WHAT IS EXPECTED:
Read the listing below and copy out every line that holds "description".

□ □ □ □

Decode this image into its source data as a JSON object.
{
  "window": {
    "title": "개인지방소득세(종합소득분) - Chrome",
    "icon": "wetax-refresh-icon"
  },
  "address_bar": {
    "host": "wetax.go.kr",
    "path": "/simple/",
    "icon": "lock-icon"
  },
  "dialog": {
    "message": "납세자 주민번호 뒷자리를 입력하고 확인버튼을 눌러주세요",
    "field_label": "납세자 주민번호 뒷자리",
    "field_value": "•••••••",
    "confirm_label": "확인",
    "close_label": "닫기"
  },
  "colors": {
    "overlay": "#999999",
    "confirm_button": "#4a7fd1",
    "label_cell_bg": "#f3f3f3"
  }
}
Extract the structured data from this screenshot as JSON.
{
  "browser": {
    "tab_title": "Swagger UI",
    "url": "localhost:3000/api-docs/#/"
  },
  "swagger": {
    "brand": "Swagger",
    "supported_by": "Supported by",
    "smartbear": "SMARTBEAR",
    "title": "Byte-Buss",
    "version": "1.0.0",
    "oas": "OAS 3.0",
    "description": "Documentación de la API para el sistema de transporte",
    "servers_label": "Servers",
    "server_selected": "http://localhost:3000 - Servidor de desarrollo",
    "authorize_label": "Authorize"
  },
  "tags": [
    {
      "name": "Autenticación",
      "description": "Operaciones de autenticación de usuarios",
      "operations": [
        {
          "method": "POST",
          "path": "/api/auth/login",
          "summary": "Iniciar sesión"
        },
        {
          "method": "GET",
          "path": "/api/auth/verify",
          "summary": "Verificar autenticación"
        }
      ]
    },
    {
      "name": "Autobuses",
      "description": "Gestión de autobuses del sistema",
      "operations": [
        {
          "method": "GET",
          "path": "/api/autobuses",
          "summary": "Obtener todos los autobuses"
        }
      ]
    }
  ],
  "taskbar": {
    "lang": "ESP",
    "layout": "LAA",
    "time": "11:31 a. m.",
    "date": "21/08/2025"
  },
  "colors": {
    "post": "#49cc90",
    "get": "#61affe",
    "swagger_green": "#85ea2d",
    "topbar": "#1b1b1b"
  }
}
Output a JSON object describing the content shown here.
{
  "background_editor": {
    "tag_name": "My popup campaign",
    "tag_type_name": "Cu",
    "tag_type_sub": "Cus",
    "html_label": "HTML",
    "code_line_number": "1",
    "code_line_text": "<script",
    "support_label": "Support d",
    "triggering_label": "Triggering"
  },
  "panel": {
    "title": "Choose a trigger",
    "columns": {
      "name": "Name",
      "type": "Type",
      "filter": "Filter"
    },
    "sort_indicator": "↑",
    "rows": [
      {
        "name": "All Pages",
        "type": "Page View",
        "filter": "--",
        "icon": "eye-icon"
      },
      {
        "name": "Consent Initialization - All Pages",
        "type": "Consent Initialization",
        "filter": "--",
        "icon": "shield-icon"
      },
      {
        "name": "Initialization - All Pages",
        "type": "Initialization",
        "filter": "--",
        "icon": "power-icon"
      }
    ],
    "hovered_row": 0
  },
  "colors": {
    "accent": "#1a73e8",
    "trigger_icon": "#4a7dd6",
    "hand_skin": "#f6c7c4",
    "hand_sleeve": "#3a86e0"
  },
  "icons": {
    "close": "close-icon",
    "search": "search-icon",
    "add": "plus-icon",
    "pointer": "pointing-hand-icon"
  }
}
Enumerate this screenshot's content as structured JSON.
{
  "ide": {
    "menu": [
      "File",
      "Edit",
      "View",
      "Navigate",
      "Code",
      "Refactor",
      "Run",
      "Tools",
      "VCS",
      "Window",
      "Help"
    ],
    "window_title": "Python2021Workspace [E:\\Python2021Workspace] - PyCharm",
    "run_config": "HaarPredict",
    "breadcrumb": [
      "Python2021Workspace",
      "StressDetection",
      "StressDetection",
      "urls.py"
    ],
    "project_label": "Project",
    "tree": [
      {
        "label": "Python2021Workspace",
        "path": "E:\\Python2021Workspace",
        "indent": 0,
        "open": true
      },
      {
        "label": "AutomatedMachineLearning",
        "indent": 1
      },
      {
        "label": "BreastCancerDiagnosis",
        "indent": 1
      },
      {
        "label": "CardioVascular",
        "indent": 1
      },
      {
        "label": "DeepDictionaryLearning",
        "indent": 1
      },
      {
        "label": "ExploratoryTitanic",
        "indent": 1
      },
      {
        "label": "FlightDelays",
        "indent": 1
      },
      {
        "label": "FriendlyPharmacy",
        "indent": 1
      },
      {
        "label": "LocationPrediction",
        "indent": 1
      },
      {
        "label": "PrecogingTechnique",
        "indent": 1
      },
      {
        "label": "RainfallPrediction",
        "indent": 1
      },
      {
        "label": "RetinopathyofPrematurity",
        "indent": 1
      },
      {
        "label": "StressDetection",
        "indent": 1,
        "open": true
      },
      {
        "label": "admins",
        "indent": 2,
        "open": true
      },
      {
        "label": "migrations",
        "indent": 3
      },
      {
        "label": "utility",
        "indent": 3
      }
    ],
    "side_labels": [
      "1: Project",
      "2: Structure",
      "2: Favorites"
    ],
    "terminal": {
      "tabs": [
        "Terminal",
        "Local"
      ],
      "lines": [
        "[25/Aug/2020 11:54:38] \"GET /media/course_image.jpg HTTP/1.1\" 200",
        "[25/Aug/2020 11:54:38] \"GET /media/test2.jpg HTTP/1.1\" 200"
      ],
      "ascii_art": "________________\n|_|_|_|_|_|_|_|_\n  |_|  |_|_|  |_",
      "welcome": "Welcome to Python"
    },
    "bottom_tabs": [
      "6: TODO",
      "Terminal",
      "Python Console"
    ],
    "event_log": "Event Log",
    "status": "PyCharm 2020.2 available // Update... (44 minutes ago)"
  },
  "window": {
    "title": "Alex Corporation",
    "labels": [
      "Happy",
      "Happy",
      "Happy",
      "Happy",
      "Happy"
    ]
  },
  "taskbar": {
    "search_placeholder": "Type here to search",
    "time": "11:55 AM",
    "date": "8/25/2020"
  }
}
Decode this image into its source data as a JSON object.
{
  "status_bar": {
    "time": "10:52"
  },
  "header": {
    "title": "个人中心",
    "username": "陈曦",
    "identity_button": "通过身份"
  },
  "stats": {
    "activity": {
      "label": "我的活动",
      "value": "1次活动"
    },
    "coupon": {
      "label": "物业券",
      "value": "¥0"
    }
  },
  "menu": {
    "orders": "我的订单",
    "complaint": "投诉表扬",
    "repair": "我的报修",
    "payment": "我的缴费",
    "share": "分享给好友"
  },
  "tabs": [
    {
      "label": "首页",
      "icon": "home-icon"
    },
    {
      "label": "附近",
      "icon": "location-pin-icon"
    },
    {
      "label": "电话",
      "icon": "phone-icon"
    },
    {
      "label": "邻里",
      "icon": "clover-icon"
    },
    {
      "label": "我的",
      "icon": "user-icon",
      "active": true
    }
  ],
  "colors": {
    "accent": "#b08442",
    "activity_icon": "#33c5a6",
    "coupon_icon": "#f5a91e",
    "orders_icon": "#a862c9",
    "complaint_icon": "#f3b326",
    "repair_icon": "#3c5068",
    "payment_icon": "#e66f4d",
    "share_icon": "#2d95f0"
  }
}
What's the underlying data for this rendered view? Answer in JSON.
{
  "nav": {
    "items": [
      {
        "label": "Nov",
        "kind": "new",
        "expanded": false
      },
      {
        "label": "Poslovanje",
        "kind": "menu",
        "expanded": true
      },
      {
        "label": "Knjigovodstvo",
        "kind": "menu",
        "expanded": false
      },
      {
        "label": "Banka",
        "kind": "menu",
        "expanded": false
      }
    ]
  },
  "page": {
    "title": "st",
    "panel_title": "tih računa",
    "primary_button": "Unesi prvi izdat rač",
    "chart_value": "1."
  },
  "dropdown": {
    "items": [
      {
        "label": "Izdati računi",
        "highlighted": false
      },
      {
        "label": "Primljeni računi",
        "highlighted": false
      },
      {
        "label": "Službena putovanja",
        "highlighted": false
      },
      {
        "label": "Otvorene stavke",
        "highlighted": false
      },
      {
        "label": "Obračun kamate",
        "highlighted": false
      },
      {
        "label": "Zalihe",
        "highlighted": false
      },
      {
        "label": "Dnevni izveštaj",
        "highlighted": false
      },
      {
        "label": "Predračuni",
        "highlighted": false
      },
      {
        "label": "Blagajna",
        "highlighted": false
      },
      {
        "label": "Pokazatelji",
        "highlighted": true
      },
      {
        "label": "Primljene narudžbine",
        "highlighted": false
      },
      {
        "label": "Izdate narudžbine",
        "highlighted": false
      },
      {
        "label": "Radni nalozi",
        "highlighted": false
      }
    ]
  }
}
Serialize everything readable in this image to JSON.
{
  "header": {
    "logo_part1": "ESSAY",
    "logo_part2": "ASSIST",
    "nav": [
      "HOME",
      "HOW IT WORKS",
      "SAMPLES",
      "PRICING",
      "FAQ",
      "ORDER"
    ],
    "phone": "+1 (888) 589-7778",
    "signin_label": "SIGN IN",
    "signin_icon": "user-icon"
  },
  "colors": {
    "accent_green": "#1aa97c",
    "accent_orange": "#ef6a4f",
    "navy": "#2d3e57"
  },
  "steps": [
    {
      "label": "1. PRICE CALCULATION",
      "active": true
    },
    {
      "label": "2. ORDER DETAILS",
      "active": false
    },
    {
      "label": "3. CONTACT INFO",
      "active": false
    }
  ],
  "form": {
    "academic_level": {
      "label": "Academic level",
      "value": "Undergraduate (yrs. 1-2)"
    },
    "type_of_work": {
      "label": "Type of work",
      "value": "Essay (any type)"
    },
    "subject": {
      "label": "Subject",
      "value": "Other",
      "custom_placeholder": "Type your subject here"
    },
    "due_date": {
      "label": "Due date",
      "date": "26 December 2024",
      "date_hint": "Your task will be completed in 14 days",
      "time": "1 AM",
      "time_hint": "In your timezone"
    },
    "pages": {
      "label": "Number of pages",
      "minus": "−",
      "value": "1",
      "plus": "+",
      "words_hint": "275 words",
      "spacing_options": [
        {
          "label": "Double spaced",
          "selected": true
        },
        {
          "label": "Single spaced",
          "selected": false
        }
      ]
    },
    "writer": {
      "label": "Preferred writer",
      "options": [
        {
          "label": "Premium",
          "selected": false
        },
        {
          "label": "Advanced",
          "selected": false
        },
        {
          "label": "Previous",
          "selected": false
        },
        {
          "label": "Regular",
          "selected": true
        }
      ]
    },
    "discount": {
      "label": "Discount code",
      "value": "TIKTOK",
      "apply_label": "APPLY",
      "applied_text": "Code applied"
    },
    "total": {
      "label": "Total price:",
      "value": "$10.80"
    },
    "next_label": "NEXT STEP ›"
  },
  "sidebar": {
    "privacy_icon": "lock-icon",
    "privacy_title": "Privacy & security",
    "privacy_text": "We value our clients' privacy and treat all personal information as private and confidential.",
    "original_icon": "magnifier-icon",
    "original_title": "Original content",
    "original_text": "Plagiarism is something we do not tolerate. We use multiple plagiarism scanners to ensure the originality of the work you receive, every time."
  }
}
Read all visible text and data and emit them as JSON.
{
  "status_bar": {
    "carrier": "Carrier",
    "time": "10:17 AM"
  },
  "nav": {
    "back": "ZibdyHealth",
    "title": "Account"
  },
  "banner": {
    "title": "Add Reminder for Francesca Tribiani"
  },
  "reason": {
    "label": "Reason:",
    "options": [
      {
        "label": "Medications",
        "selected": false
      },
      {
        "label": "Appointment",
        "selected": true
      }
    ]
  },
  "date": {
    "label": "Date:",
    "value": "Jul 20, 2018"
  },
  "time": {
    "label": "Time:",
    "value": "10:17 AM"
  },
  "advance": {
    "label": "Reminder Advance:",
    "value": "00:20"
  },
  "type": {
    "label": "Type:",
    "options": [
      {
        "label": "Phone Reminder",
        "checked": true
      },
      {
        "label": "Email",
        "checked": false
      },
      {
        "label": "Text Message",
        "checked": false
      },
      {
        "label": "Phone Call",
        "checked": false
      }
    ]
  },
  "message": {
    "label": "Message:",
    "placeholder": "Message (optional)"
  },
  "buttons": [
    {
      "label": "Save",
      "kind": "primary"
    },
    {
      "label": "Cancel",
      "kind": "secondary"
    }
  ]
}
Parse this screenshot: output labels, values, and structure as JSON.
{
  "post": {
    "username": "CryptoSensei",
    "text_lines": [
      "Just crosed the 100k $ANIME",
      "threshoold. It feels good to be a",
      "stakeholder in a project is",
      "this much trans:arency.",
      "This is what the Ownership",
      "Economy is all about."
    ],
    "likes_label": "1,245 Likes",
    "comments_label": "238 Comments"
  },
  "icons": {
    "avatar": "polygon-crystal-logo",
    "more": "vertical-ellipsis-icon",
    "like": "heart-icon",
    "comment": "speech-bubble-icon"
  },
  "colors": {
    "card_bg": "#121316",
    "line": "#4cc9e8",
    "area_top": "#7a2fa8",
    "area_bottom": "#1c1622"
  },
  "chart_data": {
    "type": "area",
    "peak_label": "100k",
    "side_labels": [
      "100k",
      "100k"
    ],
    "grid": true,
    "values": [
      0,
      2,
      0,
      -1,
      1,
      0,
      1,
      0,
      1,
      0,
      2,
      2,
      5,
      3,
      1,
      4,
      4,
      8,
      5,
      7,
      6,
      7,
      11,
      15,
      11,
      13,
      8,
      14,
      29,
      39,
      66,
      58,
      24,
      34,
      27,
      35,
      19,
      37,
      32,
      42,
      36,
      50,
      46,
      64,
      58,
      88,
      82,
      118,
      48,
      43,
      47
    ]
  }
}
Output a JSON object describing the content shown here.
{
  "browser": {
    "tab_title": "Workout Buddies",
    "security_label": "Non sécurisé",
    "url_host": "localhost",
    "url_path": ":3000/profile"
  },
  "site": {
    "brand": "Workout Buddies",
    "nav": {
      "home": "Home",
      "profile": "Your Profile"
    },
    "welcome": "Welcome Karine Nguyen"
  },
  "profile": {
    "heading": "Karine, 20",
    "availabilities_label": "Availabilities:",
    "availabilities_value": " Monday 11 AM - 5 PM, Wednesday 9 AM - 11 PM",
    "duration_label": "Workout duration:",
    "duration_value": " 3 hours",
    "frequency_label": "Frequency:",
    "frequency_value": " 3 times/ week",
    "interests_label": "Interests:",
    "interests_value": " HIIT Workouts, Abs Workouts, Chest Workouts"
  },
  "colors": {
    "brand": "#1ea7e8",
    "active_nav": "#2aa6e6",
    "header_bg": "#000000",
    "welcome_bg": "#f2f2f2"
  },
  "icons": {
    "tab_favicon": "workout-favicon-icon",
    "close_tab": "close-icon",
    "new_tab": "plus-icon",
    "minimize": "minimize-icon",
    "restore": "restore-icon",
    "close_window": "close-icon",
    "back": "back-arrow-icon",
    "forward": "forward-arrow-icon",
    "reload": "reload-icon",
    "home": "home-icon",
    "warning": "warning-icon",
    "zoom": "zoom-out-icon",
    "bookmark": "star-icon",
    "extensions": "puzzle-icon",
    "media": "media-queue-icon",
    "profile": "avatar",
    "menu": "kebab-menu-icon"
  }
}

□ □ □ □

PROBLEM SOLUTION:
    "description": "Documentación de la API para el sistema de transporte",
      "description": "Operaciones de autenticación de usuarios",
      "description": "Gestión de autobuses del sistema",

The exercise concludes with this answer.